> Objective:
Scan each line of the records for the word "bachelor" and extract the ones that have it.

Begin Exercise material

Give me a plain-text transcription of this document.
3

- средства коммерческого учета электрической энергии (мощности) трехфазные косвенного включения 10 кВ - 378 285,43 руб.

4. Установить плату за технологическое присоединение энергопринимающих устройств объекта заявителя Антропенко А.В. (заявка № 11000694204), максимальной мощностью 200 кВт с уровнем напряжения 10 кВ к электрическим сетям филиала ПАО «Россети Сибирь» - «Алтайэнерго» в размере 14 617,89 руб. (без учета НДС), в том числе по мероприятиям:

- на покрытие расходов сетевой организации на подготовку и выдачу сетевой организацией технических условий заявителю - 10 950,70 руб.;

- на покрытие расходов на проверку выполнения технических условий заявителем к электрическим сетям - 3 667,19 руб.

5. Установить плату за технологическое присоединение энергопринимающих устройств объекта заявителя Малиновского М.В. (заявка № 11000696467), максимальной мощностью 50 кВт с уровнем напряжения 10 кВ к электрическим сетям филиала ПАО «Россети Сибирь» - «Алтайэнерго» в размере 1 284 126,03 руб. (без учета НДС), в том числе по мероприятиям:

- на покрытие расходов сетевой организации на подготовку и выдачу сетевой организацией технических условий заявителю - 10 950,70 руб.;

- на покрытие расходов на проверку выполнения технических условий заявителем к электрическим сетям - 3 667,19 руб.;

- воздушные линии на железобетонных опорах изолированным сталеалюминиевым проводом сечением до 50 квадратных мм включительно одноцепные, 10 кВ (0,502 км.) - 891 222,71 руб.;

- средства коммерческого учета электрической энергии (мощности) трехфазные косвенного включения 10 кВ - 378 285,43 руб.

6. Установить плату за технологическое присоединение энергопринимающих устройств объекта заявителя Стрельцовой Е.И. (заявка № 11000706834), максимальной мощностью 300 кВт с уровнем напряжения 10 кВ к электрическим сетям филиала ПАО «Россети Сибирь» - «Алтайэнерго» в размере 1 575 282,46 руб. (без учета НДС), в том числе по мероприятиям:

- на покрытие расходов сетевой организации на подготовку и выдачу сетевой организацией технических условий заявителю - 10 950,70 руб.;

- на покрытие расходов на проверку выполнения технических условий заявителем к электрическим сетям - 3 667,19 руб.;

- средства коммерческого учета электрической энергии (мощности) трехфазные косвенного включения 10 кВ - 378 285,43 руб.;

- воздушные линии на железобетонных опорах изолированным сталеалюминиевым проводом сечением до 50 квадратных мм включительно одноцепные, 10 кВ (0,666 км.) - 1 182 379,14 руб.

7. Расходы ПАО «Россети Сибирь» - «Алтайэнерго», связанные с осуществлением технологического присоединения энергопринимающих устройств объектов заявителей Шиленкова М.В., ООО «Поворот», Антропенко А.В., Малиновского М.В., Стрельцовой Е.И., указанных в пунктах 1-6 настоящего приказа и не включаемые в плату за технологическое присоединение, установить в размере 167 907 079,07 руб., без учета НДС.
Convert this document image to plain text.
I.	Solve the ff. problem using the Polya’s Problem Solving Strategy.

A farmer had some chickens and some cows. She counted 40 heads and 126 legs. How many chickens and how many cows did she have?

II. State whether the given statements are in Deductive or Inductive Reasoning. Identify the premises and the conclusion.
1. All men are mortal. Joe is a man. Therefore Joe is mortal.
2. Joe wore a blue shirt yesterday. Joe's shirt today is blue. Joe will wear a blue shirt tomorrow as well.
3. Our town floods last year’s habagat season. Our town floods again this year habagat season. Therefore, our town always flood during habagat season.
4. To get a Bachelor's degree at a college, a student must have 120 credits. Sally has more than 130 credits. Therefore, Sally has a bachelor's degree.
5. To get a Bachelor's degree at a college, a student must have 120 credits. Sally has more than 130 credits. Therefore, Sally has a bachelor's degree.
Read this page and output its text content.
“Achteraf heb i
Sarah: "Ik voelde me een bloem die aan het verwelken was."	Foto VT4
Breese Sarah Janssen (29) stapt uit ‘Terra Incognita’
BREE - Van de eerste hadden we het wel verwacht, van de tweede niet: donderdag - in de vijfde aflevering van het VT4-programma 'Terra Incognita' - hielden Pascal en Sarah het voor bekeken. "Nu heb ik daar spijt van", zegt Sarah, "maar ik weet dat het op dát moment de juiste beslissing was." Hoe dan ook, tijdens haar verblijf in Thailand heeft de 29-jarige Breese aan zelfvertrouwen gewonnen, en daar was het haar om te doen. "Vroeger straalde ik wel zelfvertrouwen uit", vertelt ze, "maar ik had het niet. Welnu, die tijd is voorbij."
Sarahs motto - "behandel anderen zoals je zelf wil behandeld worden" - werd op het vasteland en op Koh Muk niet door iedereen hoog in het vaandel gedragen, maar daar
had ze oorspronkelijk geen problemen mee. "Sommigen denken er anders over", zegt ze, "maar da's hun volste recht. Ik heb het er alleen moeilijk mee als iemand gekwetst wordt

End Exercise material

> Solution below:
4. To get a Bachelor's degree at a college, a student must have 120 credits. Sally has more than 130 credits. Therefore, Sally has a bachelor's degree.
5. To get a Bachelor's degree at a college, a student must have 120 credits. Sally has more than 130 credits. Therefore, Sally has a bachelor's degree.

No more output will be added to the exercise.